● **Working data**

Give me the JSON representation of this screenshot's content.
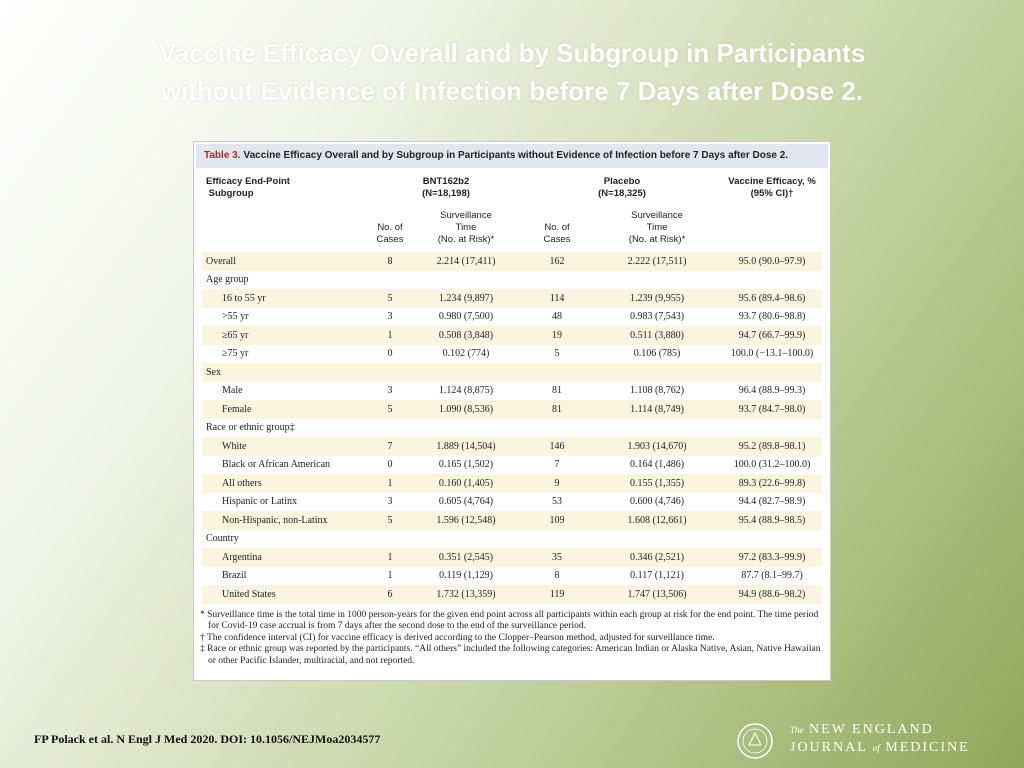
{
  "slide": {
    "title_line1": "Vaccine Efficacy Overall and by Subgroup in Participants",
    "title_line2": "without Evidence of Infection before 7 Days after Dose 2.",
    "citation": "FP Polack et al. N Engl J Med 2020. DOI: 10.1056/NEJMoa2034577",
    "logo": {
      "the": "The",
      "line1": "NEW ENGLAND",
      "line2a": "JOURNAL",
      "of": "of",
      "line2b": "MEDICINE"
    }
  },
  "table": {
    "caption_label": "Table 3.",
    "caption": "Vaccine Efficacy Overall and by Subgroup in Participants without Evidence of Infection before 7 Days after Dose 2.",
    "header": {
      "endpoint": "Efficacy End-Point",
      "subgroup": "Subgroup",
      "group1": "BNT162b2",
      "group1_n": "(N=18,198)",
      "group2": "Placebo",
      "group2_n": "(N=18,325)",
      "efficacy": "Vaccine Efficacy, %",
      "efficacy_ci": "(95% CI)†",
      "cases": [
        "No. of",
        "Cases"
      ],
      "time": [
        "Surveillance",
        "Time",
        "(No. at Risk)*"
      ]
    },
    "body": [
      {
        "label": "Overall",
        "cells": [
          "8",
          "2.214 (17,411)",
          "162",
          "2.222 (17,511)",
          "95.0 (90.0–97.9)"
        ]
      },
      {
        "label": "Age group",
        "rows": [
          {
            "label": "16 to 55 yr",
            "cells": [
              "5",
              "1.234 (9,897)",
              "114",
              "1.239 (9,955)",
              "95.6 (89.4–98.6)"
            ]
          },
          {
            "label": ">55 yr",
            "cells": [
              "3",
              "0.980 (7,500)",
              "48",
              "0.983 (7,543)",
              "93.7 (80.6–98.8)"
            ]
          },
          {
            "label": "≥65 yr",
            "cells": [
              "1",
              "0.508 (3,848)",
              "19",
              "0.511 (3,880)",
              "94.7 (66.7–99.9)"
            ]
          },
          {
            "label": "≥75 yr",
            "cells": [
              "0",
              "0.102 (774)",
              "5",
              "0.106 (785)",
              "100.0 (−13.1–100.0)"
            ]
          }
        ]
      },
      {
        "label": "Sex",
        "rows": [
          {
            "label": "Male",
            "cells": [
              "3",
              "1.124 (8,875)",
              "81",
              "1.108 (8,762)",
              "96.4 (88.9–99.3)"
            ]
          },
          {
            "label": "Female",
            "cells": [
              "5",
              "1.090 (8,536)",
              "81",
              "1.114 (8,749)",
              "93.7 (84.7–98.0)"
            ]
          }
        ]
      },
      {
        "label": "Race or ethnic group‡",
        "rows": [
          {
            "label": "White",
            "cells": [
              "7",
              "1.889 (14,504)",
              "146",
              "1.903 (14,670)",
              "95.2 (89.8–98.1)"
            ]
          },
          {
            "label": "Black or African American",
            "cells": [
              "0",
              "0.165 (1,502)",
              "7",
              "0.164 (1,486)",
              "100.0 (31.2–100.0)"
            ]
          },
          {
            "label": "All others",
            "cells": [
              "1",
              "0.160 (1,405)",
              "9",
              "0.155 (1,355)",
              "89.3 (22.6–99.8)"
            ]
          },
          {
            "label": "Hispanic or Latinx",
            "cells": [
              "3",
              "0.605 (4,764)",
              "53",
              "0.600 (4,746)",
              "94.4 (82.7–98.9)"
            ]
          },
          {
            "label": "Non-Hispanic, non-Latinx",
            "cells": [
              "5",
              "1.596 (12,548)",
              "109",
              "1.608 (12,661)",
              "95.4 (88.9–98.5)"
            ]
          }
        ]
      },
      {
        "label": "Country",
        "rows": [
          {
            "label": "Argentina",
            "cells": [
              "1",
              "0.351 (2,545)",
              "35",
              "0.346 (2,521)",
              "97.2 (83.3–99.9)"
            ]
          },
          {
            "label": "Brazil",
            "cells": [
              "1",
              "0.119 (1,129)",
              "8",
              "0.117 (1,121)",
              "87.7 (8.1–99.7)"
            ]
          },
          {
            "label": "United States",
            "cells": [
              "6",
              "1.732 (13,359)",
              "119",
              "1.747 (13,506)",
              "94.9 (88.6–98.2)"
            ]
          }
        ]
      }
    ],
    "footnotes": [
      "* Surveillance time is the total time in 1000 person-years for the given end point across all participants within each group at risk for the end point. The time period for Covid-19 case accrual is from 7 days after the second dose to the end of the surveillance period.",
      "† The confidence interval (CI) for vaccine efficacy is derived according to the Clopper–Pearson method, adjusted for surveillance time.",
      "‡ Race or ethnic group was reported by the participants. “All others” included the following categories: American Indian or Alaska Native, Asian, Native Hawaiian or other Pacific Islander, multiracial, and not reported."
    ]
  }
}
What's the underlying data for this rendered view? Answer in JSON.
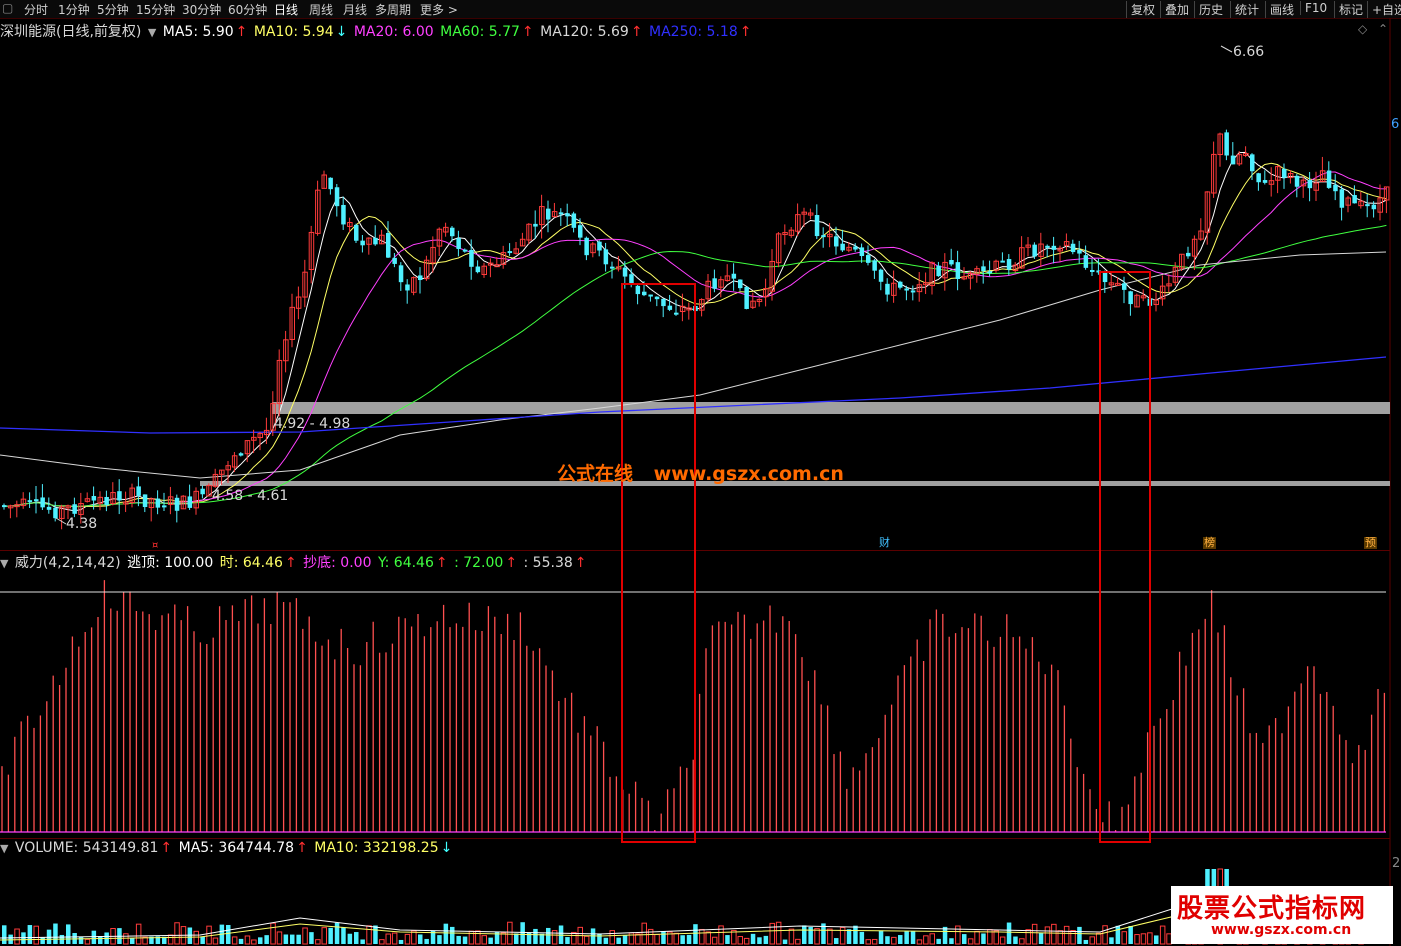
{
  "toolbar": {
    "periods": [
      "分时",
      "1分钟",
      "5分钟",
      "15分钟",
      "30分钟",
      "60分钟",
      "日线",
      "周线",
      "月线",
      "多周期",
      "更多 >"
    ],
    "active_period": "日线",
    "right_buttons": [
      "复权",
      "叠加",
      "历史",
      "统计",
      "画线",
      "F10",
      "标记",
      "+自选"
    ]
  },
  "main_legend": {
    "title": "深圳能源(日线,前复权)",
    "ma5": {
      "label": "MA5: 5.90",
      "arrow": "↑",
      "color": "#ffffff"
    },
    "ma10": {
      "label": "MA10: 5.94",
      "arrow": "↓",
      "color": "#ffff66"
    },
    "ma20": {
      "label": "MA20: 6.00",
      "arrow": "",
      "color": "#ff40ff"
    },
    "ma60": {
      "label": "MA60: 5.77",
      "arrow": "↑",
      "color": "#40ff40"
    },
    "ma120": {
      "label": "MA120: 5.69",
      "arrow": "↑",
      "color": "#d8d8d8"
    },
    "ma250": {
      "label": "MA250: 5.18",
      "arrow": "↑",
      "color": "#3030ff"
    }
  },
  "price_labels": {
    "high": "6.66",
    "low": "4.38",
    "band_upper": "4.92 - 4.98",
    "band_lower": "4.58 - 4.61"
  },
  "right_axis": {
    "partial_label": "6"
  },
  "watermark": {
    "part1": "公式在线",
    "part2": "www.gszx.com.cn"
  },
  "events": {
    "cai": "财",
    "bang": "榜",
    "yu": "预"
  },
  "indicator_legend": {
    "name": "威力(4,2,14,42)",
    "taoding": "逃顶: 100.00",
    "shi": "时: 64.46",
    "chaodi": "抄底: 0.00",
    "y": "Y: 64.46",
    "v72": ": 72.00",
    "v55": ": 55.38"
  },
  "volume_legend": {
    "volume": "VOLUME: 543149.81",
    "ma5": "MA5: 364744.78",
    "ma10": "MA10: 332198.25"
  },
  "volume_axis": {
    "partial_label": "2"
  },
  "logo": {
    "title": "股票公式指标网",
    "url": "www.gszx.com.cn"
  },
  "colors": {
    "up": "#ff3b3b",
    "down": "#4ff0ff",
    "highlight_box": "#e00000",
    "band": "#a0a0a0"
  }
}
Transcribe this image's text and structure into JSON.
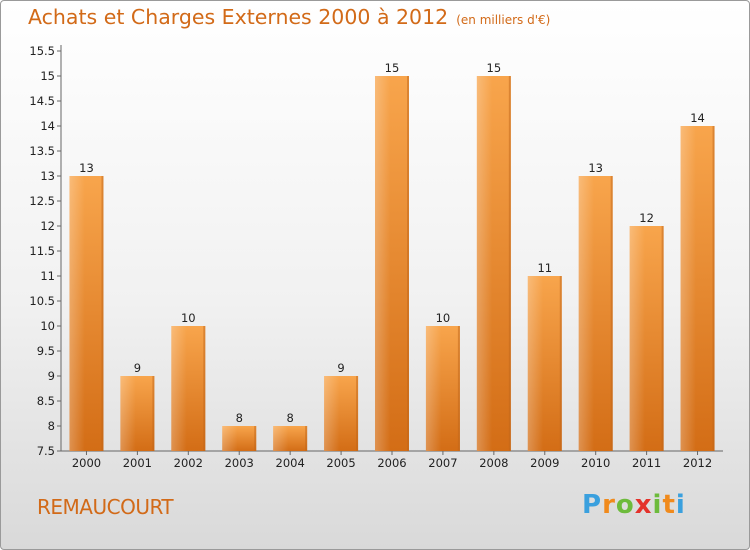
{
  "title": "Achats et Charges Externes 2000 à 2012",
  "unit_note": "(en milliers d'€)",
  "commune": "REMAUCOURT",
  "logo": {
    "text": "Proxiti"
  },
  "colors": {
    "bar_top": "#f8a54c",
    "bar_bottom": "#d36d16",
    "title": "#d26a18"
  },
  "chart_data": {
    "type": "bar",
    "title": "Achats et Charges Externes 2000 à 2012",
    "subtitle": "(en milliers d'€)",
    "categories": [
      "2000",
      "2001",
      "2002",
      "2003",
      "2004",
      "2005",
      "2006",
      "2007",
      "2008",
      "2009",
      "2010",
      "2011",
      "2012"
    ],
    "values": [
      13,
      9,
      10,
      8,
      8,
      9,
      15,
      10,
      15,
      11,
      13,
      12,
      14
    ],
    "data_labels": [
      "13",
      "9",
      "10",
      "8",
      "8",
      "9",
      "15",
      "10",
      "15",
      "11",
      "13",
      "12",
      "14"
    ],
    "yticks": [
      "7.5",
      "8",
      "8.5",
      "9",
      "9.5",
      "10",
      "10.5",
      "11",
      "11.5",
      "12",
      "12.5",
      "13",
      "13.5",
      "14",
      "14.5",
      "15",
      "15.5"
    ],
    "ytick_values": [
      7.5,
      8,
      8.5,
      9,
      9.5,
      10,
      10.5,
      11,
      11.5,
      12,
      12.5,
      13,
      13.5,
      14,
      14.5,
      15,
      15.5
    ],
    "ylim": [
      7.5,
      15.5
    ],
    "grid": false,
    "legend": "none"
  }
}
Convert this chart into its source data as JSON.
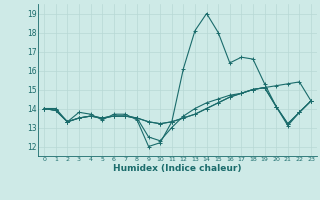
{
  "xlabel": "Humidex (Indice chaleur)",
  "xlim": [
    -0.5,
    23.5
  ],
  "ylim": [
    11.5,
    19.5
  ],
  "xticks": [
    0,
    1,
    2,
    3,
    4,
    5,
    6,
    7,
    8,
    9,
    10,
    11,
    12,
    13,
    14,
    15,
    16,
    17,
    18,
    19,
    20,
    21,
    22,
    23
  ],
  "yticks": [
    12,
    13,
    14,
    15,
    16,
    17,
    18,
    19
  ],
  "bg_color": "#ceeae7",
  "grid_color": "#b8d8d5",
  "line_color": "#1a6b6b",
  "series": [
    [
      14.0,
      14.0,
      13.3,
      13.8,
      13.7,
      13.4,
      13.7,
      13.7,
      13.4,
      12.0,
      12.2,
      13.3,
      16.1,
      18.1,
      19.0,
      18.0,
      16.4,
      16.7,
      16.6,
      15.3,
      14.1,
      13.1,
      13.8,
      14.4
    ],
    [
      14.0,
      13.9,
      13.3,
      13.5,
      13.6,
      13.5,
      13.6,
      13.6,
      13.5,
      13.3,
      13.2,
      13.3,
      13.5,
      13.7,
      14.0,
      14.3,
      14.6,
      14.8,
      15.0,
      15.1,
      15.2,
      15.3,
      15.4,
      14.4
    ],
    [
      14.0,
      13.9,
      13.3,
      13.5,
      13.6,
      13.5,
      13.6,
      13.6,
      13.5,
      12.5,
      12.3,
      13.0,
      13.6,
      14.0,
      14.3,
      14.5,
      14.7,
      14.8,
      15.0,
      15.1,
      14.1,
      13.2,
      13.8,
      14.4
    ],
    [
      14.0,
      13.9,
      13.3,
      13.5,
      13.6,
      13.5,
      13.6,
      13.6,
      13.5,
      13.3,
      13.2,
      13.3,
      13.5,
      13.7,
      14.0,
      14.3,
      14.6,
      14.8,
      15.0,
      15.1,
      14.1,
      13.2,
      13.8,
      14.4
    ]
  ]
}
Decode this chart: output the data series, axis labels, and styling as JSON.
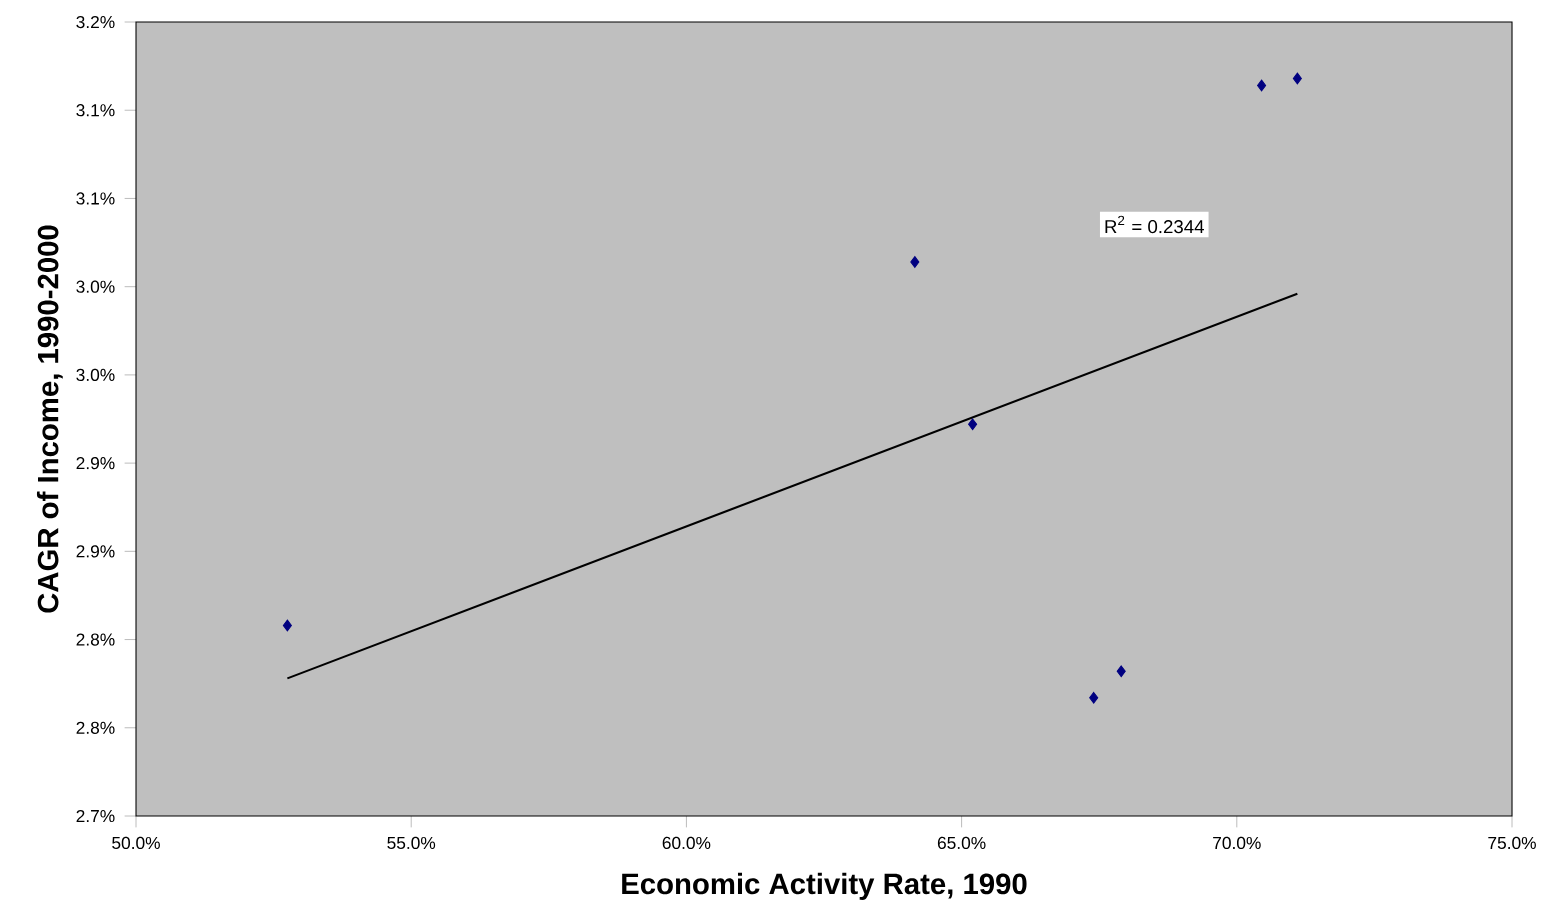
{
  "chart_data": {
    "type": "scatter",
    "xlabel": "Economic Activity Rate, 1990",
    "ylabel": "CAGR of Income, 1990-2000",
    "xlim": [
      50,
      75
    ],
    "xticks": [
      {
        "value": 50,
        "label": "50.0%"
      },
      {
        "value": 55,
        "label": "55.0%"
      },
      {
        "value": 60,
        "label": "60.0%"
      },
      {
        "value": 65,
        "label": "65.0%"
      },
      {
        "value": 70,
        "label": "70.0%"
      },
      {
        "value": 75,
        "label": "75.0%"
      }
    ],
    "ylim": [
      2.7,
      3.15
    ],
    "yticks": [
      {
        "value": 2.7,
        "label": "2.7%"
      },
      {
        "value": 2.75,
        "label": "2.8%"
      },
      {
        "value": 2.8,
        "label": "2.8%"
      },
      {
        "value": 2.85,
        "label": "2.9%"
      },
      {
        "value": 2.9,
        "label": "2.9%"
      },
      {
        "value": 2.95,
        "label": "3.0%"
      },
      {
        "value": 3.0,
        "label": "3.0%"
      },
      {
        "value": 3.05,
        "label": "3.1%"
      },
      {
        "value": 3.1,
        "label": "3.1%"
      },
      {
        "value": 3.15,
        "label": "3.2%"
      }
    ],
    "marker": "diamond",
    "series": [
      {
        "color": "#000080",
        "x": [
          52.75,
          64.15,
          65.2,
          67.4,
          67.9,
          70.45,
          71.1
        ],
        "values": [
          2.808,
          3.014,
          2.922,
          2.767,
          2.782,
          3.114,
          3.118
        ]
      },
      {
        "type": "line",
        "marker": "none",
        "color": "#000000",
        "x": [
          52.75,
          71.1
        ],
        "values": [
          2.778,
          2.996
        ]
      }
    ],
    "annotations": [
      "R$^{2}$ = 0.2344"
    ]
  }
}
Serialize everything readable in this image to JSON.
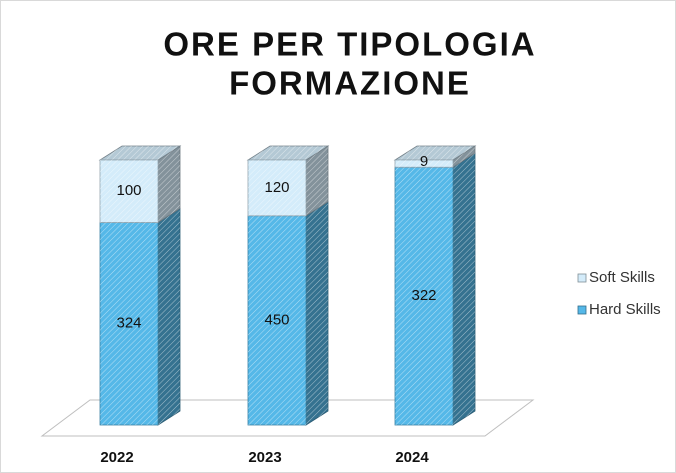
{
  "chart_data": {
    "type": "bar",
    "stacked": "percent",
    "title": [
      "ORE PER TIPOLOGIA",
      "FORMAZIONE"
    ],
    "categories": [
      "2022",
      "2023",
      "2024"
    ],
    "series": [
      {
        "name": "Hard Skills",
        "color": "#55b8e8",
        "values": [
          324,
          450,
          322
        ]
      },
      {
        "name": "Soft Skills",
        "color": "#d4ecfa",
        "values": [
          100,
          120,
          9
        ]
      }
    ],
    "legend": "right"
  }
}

● **The request**
Copy out all lines that carry the word "without".

● **Written reply**
    "title_line2": "without Evidence of Infection before 7 Days after Dose 2.",
    "caption": "Vaccine Efficacy Overall and by Subgroup in Participants without Evidence of Infection before 7 Days after Dose 2.",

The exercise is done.